WHAT YOU WILL DO: Using the entries that follow, collect the lines where the word "천주교유지" appears.

EXTRACTED RECORDS:
** START **
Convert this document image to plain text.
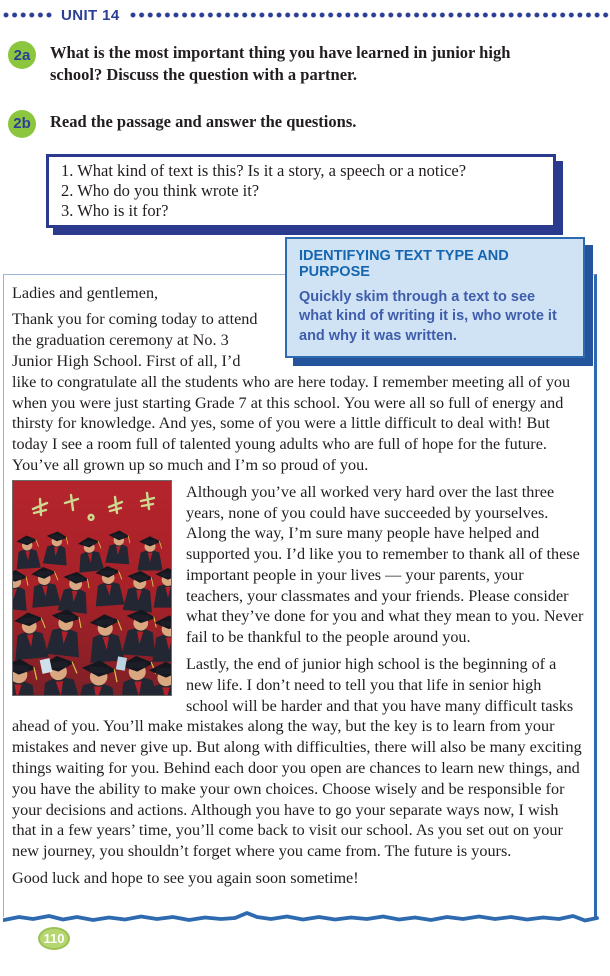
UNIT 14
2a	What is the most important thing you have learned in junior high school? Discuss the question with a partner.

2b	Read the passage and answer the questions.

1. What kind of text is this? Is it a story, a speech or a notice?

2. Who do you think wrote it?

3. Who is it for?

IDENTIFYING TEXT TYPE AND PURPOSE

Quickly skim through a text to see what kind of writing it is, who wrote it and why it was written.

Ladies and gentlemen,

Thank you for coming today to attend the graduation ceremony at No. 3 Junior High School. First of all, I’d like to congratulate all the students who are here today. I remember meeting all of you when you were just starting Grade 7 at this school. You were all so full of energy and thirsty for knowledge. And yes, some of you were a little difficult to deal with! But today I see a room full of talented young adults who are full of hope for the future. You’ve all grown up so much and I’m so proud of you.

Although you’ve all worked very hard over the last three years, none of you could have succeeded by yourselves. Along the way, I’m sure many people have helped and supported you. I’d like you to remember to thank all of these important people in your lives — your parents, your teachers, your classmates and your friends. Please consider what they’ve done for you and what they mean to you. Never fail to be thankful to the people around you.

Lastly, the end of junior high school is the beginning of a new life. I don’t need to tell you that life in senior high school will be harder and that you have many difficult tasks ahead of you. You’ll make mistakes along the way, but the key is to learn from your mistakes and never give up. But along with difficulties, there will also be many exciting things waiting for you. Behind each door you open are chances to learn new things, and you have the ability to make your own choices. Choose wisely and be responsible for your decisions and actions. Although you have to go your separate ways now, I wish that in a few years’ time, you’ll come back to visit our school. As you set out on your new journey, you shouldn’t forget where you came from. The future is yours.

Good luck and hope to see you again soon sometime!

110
** END **
** START **
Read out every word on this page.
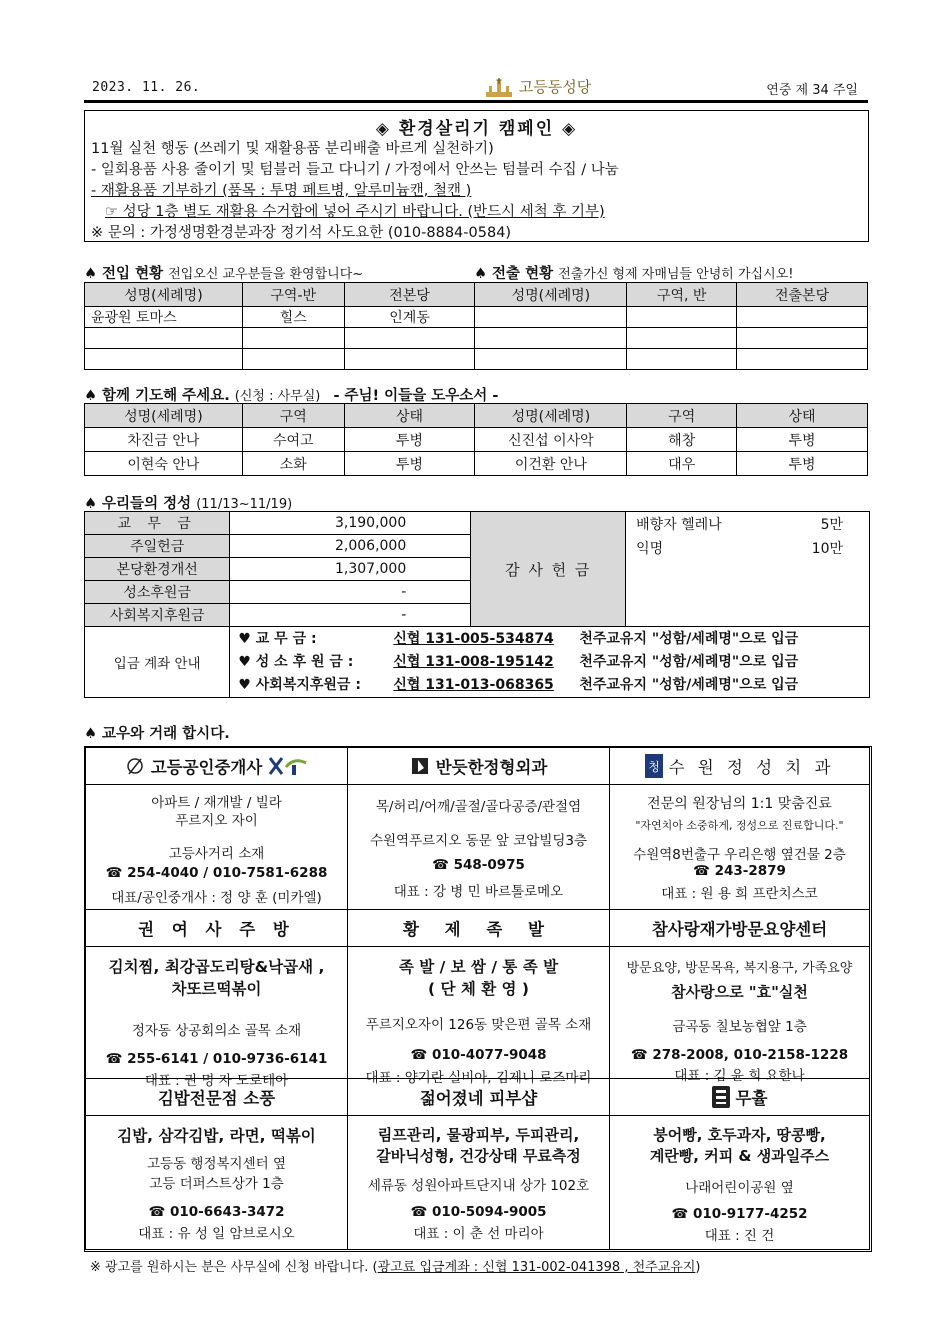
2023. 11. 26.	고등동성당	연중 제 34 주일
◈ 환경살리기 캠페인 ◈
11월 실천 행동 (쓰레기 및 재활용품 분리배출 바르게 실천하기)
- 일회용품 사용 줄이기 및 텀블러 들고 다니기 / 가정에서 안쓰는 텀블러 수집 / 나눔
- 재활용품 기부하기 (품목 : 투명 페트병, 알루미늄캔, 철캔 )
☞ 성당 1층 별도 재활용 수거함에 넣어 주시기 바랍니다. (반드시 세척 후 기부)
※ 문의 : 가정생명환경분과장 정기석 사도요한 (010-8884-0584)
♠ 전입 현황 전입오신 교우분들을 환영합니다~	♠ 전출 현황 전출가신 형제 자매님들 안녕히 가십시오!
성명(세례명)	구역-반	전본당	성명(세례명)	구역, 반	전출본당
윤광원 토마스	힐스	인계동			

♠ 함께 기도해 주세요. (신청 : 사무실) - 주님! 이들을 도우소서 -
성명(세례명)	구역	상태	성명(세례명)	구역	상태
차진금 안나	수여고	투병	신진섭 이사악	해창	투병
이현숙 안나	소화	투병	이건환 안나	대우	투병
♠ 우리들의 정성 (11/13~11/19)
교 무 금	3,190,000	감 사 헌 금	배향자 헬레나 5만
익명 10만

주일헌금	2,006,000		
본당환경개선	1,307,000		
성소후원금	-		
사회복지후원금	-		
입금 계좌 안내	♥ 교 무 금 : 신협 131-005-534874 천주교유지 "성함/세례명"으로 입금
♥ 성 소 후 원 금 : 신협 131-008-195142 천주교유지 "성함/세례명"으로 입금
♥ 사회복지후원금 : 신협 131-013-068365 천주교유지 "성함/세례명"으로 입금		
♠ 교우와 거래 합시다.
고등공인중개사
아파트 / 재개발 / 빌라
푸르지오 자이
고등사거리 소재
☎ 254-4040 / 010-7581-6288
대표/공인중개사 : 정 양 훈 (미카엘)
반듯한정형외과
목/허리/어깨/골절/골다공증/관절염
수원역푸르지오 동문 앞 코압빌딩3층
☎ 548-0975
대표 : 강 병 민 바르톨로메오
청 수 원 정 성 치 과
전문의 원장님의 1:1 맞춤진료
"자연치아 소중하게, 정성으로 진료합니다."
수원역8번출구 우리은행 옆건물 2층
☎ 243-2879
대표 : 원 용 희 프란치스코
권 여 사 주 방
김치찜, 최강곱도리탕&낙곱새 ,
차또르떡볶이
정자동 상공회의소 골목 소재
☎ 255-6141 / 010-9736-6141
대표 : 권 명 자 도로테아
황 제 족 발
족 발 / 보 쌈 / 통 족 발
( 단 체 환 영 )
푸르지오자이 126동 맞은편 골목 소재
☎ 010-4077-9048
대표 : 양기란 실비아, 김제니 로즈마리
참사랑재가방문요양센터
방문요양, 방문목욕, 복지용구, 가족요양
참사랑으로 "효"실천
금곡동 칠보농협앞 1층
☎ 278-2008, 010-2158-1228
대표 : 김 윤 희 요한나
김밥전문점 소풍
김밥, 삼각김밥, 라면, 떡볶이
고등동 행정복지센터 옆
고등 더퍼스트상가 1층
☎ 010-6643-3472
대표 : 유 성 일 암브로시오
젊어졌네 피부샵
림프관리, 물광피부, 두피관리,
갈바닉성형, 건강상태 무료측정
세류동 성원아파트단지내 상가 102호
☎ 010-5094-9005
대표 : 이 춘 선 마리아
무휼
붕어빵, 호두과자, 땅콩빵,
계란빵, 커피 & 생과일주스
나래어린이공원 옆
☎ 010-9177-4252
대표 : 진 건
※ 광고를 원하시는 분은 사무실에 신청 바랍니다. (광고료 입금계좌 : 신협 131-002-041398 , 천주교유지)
** END **
** START **
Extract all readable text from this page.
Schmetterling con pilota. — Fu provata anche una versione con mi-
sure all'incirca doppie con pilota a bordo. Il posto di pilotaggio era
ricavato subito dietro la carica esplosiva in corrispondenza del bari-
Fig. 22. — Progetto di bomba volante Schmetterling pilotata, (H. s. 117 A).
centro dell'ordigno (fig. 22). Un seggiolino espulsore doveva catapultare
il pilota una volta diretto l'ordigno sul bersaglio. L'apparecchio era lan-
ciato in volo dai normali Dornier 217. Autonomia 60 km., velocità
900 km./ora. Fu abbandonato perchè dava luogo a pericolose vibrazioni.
** END **
REPLY:
입금 계좌 안내	♥ 교 무 금 : 신협 131-005-534874 천주교유지 "성함/세례명"으로 입금
♥ 성 소 후 원 금 : 신협 131-008-195142 천주교유지 "성함/세례명"으로 입금
♥ 사회복지후원금 : 신협 131-013-068365 천주교유지 "성함/세례명"으로 입금		
※ 광고를 원하시는 분은 사무실에 신청 바랍니다. (광고료 입금계좌 : 신협 131-002-041398 , 천주교유지)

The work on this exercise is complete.